(Stored data)
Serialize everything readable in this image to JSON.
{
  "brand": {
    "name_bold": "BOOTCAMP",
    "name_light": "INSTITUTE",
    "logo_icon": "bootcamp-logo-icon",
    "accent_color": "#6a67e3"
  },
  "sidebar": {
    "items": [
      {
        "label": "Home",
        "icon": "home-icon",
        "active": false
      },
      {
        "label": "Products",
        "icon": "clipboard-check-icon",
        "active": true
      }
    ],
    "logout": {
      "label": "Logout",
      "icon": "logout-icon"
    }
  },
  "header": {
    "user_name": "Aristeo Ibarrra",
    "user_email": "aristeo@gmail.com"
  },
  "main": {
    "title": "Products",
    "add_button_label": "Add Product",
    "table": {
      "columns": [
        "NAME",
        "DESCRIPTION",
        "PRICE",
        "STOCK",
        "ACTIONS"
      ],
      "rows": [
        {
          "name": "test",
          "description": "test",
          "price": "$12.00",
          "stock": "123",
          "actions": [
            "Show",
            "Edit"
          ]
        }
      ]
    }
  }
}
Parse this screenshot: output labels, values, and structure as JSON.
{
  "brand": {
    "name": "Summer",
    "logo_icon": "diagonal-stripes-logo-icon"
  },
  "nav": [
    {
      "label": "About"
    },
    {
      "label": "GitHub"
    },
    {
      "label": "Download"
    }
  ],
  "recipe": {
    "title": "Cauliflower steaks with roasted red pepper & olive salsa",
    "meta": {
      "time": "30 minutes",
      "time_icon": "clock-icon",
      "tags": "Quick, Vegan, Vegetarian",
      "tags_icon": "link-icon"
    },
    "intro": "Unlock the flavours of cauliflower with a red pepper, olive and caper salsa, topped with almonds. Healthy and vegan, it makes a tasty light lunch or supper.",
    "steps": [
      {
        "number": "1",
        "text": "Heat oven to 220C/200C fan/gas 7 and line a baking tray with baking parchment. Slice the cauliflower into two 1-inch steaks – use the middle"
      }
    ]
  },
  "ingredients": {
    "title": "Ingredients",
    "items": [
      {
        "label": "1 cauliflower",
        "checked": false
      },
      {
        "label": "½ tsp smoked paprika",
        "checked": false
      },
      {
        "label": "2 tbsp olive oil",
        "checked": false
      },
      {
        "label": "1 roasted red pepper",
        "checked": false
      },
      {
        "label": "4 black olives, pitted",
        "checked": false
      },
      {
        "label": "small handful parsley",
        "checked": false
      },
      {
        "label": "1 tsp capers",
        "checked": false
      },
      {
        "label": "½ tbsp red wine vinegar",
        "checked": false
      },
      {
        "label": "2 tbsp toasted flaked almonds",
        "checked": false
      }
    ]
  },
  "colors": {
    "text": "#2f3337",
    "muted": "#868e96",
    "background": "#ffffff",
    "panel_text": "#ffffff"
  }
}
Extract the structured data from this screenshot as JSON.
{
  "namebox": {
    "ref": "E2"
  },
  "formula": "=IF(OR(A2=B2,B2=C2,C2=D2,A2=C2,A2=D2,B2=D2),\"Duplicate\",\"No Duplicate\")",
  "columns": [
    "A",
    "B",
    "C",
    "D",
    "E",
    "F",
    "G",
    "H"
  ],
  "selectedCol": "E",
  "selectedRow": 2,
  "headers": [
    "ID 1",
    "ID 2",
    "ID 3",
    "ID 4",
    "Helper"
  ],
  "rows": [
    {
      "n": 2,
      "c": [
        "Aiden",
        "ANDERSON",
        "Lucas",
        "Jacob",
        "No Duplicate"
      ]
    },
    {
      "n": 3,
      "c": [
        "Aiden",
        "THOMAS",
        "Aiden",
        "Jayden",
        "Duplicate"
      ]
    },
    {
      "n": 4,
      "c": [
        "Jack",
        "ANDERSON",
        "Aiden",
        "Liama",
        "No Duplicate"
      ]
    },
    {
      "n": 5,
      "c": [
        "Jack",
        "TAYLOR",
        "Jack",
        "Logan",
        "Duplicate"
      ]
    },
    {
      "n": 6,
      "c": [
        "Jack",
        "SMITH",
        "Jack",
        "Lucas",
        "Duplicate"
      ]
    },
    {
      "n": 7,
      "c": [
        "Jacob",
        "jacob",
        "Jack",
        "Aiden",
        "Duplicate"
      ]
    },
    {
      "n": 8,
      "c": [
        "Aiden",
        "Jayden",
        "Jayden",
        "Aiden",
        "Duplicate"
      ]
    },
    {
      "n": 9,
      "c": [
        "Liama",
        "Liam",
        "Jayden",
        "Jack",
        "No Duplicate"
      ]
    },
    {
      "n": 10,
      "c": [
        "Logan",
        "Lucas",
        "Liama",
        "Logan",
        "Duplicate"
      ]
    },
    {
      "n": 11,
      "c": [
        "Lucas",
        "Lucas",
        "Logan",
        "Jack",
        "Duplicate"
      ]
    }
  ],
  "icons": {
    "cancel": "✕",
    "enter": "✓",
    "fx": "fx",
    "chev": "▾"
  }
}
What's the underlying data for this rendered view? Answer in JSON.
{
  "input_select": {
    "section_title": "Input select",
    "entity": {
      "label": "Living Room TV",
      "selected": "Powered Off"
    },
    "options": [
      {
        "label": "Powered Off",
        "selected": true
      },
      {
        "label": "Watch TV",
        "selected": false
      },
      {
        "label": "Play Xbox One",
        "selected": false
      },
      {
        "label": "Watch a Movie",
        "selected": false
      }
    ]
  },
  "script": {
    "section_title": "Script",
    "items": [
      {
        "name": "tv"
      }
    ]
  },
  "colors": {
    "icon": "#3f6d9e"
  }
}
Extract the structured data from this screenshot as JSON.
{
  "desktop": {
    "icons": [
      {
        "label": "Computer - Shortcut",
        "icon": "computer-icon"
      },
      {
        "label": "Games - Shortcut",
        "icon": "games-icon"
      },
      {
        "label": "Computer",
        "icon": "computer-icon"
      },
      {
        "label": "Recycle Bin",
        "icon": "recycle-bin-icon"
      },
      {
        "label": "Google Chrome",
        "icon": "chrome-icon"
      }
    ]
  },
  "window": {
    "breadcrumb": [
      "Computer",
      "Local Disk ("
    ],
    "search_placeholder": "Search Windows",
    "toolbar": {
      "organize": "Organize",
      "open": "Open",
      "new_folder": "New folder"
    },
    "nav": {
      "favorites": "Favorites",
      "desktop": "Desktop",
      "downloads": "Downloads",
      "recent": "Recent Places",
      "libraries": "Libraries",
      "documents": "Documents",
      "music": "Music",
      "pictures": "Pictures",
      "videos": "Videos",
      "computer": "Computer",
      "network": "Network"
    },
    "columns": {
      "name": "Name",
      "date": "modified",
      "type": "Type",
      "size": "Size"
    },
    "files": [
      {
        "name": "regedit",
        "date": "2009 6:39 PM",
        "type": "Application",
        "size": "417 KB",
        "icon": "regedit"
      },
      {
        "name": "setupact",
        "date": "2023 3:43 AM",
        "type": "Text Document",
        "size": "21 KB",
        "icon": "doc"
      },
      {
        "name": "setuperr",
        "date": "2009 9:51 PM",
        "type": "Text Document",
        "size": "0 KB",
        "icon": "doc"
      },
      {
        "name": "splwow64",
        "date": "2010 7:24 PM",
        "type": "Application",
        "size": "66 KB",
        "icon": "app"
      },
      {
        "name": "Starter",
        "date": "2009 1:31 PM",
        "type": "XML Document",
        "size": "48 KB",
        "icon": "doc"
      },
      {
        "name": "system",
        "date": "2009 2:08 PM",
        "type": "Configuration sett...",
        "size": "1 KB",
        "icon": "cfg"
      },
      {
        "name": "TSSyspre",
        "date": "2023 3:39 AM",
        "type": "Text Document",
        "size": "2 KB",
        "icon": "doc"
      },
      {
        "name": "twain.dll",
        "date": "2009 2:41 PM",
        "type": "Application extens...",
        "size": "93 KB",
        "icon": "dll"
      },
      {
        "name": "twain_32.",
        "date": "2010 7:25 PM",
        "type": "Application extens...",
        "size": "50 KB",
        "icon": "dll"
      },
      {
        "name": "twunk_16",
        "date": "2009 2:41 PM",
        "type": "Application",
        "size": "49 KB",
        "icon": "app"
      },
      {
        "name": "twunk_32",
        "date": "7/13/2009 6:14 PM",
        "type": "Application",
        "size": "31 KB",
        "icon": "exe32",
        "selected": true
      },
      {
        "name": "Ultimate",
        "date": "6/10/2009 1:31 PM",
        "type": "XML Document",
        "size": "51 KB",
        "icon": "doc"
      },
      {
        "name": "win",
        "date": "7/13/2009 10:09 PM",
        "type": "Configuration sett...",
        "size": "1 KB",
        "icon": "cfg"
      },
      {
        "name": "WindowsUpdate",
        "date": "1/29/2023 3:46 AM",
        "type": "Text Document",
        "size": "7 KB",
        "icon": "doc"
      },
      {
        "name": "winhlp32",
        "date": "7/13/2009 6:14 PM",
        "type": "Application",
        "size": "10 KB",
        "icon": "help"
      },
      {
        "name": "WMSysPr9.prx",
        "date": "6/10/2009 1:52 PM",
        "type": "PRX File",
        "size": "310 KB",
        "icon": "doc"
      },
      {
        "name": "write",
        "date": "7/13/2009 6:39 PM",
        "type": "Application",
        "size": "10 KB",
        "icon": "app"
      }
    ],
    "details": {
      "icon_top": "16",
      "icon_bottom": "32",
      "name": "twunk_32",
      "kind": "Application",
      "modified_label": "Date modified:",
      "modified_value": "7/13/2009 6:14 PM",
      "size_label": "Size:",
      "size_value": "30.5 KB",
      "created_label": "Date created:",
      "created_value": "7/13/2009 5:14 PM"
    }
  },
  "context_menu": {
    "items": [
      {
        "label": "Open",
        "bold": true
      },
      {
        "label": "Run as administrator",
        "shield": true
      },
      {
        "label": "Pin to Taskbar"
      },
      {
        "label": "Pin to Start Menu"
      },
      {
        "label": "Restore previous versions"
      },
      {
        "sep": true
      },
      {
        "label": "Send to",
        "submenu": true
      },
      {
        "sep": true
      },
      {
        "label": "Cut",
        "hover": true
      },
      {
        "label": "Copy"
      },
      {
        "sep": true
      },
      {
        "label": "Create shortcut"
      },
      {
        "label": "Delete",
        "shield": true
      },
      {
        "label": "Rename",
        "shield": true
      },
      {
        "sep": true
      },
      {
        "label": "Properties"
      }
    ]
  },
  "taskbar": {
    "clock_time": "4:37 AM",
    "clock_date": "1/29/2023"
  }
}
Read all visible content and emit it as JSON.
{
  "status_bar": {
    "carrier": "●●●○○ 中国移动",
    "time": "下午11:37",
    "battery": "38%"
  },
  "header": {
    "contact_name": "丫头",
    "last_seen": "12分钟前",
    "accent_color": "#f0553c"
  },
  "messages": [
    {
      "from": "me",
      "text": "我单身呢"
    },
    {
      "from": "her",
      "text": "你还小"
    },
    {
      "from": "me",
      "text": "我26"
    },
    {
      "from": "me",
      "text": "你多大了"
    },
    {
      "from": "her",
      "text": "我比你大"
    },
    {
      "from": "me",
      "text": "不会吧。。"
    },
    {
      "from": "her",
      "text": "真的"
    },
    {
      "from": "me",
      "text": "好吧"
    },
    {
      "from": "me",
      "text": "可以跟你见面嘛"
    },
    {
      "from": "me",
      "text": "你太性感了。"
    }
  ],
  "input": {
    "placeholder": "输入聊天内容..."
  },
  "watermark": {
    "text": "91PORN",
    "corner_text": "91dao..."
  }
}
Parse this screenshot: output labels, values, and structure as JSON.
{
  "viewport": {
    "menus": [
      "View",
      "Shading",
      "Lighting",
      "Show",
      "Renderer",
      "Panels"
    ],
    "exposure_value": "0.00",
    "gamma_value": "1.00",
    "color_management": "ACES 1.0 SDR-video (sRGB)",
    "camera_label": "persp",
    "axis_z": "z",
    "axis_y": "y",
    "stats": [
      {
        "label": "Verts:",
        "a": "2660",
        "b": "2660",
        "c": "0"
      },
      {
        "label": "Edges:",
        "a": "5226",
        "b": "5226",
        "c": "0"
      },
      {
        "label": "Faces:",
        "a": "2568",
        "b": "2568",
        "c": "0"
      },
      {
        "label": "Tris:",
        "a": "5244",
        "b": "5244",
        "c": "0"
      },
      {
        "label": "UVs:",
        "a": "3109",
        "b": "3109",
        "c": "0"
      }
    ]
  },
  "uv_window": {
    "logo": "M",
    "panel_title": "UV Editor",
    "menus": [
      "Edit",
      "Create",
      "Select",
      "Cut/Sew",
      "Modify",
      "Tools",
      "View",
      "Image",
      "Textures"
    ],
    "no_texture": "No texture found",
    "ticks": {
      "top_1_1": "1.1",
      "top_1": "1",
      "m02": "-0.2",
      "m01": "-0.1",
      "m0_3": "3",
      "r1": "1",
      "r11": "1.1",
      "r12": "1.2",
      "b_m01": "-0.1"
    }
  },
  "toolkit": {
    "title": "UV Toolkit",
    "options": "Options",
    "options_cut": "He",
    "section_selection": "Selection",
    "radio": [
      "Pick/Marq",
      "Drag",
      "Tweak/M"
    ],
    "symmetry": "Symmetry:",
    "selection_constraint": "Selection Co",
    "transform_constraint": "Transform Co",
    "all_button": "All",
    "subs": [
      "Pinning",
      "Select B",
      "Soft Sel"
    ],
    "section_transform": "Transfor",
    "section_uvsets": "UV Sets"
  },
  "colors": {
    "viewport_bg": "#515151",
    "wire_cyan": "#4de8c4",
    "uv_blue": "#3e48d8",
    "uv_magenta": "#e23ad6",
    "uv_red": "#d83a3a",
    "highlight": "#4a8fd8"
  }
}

Aim: Show all lines in the entries above where the string "almonds" appears.

Answer to the problem:
    "intro": "Unlock the flavours of cauliflower with a red pepper, olive and caper salsa, topped with almonds. Healthy and vegan, it makes a tasty light lunch or supper.",
        "label": "2 tbsp toasted flaked almonds",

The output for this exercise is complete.